::: Dataset rows :::
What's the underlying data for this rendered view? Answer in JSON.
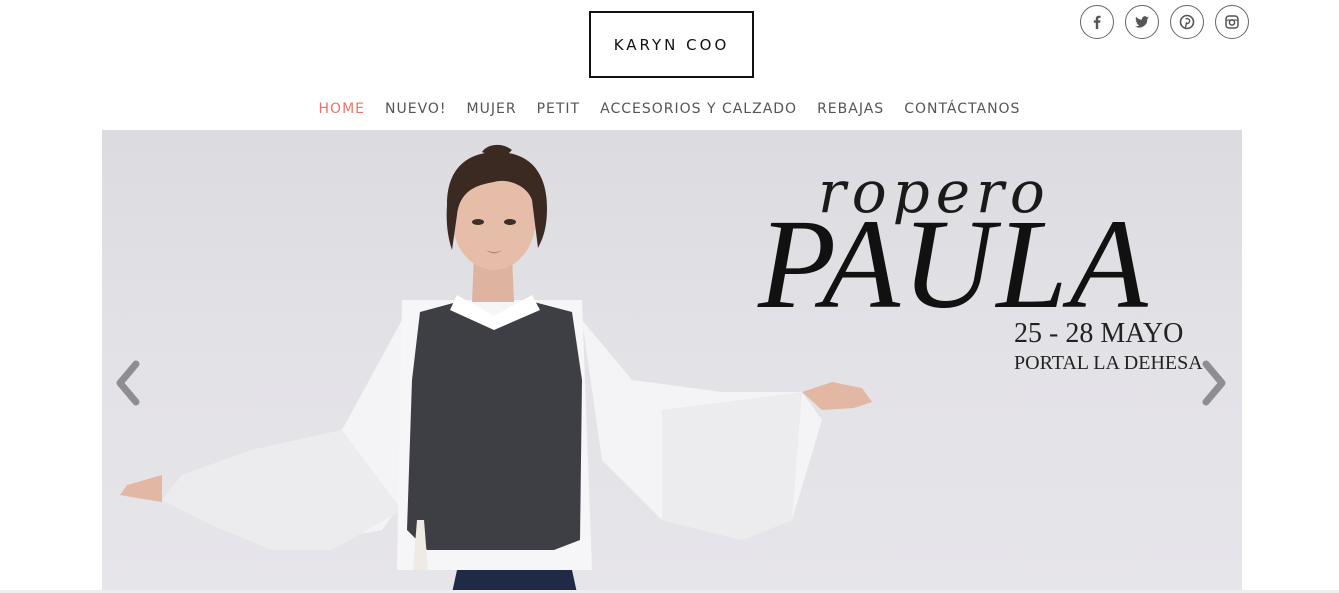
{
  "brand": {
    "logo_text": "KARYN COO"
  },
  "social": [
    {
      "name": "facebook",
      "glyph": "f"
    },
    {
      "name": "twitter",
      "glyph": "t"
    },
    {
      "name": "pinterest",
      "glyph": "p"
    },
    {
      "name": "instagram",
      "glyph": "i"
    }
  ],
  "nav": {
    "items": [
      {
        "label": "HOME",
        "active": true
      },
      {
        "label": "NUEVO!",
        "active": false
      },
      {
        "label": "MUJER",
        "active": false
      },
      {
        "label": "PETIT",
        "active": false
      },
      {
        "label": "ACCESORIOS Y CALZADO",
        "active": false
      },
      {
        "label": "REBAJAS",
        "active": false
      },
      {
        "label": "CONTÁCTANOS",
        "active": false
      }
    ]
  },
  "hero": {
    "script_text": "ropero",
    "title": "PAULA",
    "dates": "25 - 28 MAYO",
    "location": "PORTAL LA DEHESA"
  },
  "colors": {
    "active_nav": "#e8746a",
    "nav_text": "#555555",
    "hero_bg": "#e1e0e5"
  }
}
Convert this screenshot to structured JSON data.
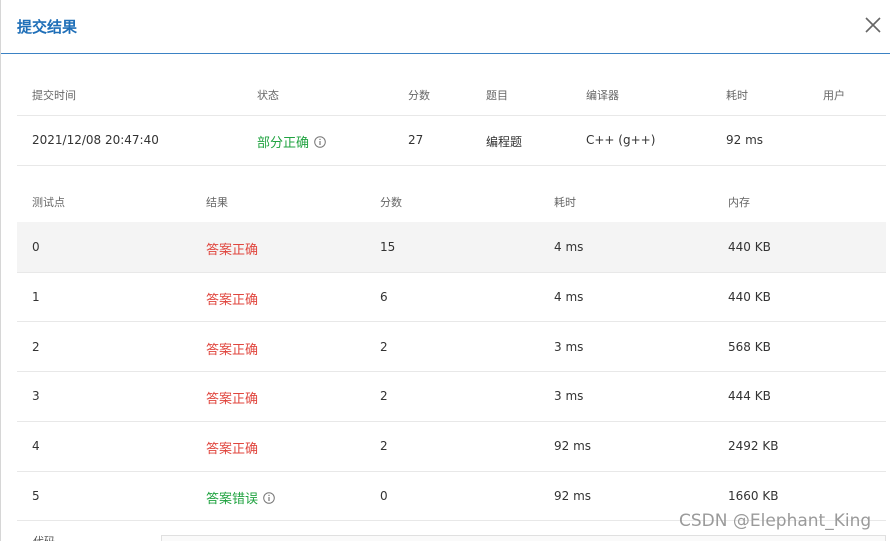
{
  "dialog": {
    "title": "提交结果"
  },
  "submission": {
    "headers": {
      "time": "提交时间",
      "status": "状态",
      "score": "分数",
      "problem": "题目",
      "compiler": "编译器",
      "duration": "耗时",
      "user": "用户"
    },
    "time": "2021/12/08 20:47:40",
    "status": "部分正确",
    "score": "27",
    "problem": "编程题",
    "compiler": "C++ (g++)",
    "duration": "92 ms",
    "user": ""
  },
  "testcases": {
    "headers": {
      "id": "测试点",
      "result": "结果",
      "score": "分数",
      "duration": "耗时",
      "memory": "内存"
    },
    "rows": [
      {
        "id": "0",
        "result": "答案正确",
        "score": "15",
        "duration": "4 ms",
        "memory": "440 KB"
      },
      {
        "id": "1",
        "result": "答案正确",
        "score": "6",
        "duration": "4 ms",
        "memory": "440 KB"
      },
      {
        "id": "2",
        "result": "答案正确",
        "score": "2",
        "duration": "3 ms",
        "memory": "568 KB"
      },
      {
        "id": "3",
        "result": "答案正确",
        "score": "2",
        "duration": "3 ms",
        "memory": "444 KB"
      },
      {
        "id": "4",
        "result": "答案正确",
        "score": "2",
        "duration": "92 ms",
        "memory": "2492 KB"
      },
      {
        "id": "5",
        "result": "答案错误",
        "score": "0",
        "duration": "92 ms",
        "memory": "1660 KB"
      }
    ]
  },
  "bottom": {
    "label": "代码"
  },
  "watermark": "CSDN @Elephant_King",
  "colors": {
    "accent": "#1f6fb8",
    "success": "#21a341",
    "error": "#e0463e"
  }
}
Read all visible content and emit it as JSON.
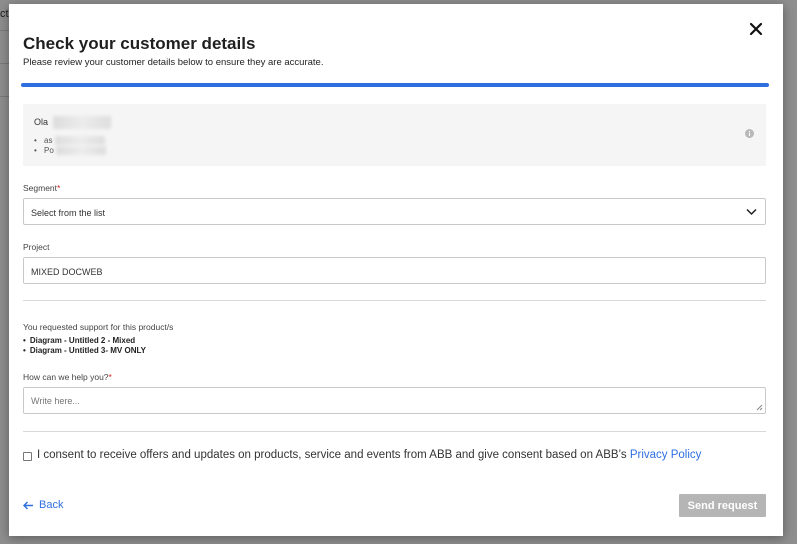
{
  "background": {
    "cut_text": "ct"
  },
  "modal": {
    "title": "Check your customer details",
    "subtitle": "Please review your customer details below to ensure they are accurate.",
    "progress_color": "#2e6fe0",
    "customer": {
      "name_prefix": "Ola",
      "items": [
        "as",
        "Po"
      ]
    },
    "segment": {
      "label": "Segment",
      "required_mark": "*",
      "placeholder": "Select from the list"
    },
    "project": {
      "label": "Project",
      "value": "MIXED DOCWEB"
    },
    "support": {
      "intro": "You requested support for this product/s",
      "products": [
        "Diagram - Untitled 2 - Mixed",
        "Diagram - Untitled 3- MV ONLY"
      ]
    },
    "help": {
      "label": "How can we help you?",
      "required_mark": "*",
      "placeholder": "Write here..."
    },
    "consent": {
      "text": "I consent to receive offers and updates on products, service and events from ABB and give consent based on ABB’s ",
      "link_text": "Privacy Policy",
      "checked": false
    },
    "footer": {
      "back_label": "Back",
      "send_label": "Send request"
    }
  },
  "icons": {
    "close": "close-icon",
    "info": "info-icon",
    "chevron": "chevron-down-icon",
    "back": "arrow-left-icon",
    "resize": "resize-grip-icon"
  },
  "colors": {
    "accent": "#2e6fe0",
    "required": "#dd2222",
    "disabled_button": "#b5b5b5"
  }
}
:::
Task directions:
Repeat the records in full, exactly as they appear, without the pictures.

Solution:
What's the underlying data for this rendered view? Answer in JSON.
{
  "brand": {
    "logo_text": "KARYN COO"
  },
  "social": [
    {
      "name": "facebook",
      "glyph": "f"
    },
    {
      "name": "twitter",
      "glyph": "t"
    },
    {
      "name": "pinterest",
      "glyph": "p"
    },
    {
      "name": "instagram",
      "glyph": "i"
    }
  ],
  "nav": {
    "items": [
      {
        "label": "HOME",
        "active": true
      },
      {
        "label": "NUEVO!",
        "active": false
      },
      {
        "label": "MUJER",
        "active": false
      },
      {
        "label": "PETIT",
        "active": false
      },
      {
        "label": "ACCESORIOS Y CALZADO",
        "active": false
      },
      {
        "label": "REBAJAS",
        "active": false
      },
      {
        "label": "CONTÁCTANOS",
        "active": false
      }
    ]
  },
  "hero": {
    "script_text": "ropero",
    "title": "PAULA",
    "dates": "25 - 28 MAYO",
    "location": "PORTAL LA DEHESA"
  },
  "colors": {
    "active_nav": "#e8746a",
    "nav_text": "#555555",
    "hero_bg": "#e1e0e5"
  }
}
Convert this screenshot to structured JSON data.
{
  "dialog": {
    "title": "提交结果"
  },
  "submission": {
    "headers": {
      "time": "提交时间",
      "status": "状态",
      "score": "分数",
      "problem": "题目",
      "compiler": "编译器",
      "duration": "耗时",
      "user": "用户"
    },
    "time": "2021/12/08 20:47:40",
    "status": "部分正确",
    "score": "27",
    "problem": "编程题",
    "compiler": "C++ (g++)",
    "duration": "92 ms",
    "user": ""
  },
  "testcases": {
    "headers": {
      "id": "测试点",
      "result": "结果",
      "score": "分数",
      "duration": "耗时",
      "memory": "内存"
    },
    "rows": [
      {
        "id": "0",
        "result": "答案正确",
        "score": "15",
        "duration": "4 ms",
        "memory": "440 KB"
      },
      {
        "id": "1",
        "result": "答案正确",
        "score": "6",
        "duration": "4 ms",
        "memory": "440 KB"
      },
      {
        "id": "2",
        "result": "答案正确",
        "score": "2",
        "duration": "3 ms",
        "memory": "568 KB"
      },
      {
        "id": "3",
        "result": "答案正确",
        "score": "2",
        "duration": "3 ms",
        "memory": "444 KB"
      },
      {
        "id": "4",
        "result": "答案正确",
        "score": "2",
        "duration": "92 ms",
        "memory": "2492 KB"
      },
      {
        "id": "5",
        "result": "答案错误",
        "score": "0",
        "duration": "92 ms",
        "memory": "1660 KB"
      }
    ]
  },
  "bottom": {
    "label": "代码"
  },
  "watermark": "CSDN @Elephant_King",
  "colors": {
    "accent": "#1f6fb8",
    "success": "#21a341",
    "error": "#e0463e"
  }
}
Read all visible content and emit it as JSON.
{
  "background": {
    "cut_text": "ct"
  },
  "modal": {
    "title": "Check your customer details",
    "subtitle": "Please review your customer details below to ensure they are accurate.",
    "progress_color": "#2e6fe0",
    "customer": {
      "name_prefix": "Ola",
      "items": [
        "as",
        "Po"
      ]
    },
    "segment": {
      "label": "Segment",
      "required_mark": "*",
      "placeholder": "Select from the list"
    },
    "project": {
      "label": "Project",
      "value": "MIXED DOCWEB"
    },
    "support": {
      "intro": "You requested support for this product/s",
      "products": [
        "Diagram - Untitled 2 - Mixed",
        "Diagram - Untitled 3- MV ONLY"
      ]
    },
    "help": {
      "label": "How can we help you?",
      "required_mark": "*",
      "placeholder": "Write here..."
    },
    "consent": {
      "text": "I consent to receive offers and updates on products, service and events from ABB and give consent based on ABB’s ",
      "link_text": "Privacy Policy",
      "checked": false
    },
    "footer": {
      "back_label": "Back",
      "send_label": "Send request"
    }
  },
  "icons": {
    "close": "close-icon",
    "info": "info-icon",
    "chevron": "chevron-down-icon",
    "back": "arrow-left-icon",
    "resize": "resize-grip-icon"
  },
  "colors": {
    "accent": "#2e6fe0",
    "required": "#dd2222",
    "disabled_button": "#b5b5b5"
  }
}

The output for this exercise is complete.